**Work to complete**
Return each entry exactly, omitting nothing.

[Data records]
*-*-*

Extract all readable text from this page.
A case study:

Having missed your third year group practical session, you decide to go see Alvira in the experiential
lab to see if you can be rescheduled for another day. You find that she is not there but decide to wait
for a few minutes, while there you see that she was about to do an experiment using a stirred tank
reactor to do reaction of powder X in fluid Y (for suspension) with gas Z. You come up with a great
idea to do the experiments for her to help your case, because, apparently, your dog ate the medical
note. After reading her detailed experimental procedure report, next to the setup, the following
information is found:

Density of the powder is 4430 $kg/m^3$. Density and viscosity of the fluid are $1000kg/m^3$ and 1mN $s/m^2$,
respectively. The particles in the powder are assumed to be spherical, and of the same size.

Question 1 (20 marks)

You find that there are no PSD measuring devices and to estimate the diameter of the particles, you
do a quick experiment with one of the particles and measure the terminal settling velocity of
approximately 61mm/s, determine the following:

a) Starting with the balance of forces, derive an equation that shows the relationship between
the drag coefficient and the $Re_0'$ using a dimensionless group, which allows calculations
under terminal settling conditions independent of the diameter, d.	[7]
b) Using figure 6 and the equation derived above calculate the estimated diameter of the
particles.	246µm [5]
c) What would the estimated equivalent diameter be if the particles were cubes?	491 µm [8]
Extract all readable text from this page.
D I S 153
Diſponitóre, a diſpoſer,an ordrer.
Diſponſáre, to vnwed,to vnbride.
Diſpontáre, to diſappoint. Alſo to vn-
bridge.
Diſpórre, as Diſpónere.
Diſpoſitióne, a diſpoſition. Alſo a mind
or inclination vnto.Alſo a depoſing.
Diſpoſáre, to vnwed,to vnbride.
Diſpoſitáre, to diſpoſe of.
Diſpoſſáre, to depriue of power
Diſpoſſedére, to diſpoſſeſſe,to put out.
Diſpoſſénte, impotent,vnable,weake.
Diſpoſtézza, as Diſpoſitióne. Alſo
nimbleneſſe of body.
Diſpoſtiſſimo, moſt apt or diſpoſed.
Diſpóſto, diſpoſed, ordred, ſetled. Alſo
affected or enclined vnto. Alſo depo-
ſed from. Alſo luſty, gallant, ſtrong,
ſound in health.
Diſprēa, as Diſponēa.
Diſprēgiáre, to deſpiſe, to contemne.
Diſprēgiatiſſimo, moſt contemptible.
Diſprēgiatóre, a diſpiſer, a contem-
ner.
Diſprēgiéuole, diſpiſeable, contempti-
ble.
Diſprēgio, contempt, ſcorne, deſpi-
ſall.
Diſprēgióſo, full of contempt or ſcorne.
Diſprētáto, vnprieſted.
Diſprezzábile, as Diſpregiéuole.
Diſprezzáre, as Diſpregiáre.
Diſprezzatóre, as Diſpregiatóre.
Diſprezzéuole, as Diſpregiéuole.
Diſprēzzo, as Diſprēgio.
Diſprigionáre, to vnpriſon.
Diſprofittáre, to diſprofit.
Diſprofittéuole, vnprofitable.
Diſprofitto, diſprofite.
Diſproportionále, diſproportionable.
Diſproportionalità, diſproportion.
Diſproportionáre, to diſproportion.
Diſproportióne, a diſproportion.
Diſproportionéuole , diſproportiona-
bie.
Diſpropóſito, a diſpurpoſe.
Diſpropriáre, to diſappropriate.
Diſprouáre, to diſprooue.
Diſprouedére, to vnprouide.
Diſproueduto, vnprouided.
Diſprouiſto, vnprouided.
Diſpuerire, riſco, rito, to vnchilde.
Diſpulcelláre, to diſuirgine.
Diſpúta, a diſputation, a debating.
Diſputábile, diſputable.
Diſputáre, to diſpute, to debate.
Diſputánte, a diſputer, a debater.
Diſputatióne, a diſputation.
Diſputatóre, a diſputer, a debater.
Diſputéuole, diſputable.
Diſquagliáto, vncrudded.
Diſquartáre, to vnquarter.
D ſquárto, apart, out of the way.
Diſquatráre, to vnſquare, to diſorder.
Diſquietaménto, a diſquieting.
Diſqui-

*-*-*

**Result of the task**
Extract all readable text from this page.
A case study:

Having missed your third year group practical session, you decide to go see Alvira in the experiential
lab to see if you can be rescheduled for another day. You find that she is not there but decide to wait
for a few minutes, while there you see that she was about to do an experiment using a stirred tank
reactor to do reaction of powder X in fluid Y (for suspension) with gas Z. You come up with a great
idea to do the experiments for her to help your case, because, apparently, your dog ate the medical
note. After reading her detailed experimental procedure report, next to the setup, the following
information is found:

Density of the powder is 4430 $kg/m^3$. Density and viscosity of the fluid are $1000kg/m^3$ and 1mN $s/m^2$,
respectively. The particles in the powder are assumed to be spherical, and of the same size.

Question 1 (20 marks)

You find that there are no PSD measuring devices and to estimate the diameter of the particles, you
do a quick experiment with one of the particles and measure the terminal settling velocity of
approximately 61mm/s, determine the following:

a) Starting with the balance of forces, derive an equation that shows the relationship between
the drag coefficient and the $Re_0'$ using a dimensionless group, which allows calculations
under terminal settling conditions independent of the diameter, d.	[7]
b) Using figure 6 and the equation derived above calculate the estimated diameter of the
particles.	246µm [5]
c) What would the estimated equivalent diameter be if the particles were cubes?	491 µm [8]
Extract all readable text from this page.
D I S 153
Diſponitóre, a diſpoſer,an ordrer.
Diſponſáre, to vnwed,to vnbride.
Diſpontáre, to diſappoint. Alſo to vn-
bridge.
Diſpórre, as Diſpónere.
Diſpoſitióne, a diſpoſition. Alſo a mind
or inclination vnto.Alſo a depoſing.
Diſpoſáre, to vnwed,to vnbride.
Diſpoſitáre, to diſpoſe of.
Diſpoſſáre, to depriue of power
Diſpoſſedére, to diſpoſſeſſe,to put out.
Diſpoſſénte, impotent,vnable,weake.
Diſpoſtézza, as Diſpoſitióne. Alſo
nimbleneſſe of body.
Diſpoſtiſſimo, moſt apt or diſpoſed.
Diſpóſto, diſpoſed, ordred, ſetled. Alſo
affected or enclined vnto. Alſo depo-
ſed from. Alſo luſty, gallant, ſtrong,
ſound in health.
Diſprēa, as Diſponēa.
Diſprēgiáre, to deſpiſe, to contemne.
Diſprēgiatiſſimo, moſt contemptible.
Diſprēgiatóre, a diſpiſer, a contem-
ner.
Diſprēgiéuole, diſpiſeable, contempti-
ble.
Diſprēgio, contempt, ſcorne, deſpi-
ſall.
Diſprēgióſo, full of contempt or ſcorne.
Diſprētáto, vnprieſted.
Diſprezzábile, as Diſpregiéuole.
Diſprezzáre, as Diſpregiáre.
Diſprezzatóre, as Diſpregiatóre.
Diſprezzéuole, as Diſpregiéuole.
Diſprēzzo, as Diſprēgio.
Diſprigionáre, to vnpriſon.
Diſprofittáre, to diſprofit.
Diſprofittéuole, vnprofitable.
Diſprofitto, diſprofite.
Diſproportionále, diſproportionable.
Diſproportionalità, diſproportion.
Diſproportionáre, to diſproportion.
Diſproportióne, a diſproportion.
Diſproportionéuole , diſproportiona-
bie.
Diſpropóſito, a diſpurpoſe.
Diſpropriáre, to diſappropriate.
Diſprouáre, to diſprooue.
Diſprouedére, to vnprouide.
Diſproueduto, vnprouided.
Diſprouiſto, vnprouided.
Diſpuerire, riſco, rito, to vnchilde.
Diſpulcelláre, to diſuirgine.
Diſpúta, a diſputation, a debating.
Diſputábile, diſputable.
Diſputáre, to diſpute, to debate.
Diſputánte, a diſputer, a debater.
Diſputatióne, a diſputation.
Diſputatóre, a diſputer, a debater.
Diſputéuole, diſputable.
Diſquagliáto, vncrudded.
Diſquartáre, to vnquarter.
D ſquárto, apart, out of the way.
Diſquatráre, to vnſquare, to diſorder.
Diſquietaménto, a diſquieting.
Diſqui-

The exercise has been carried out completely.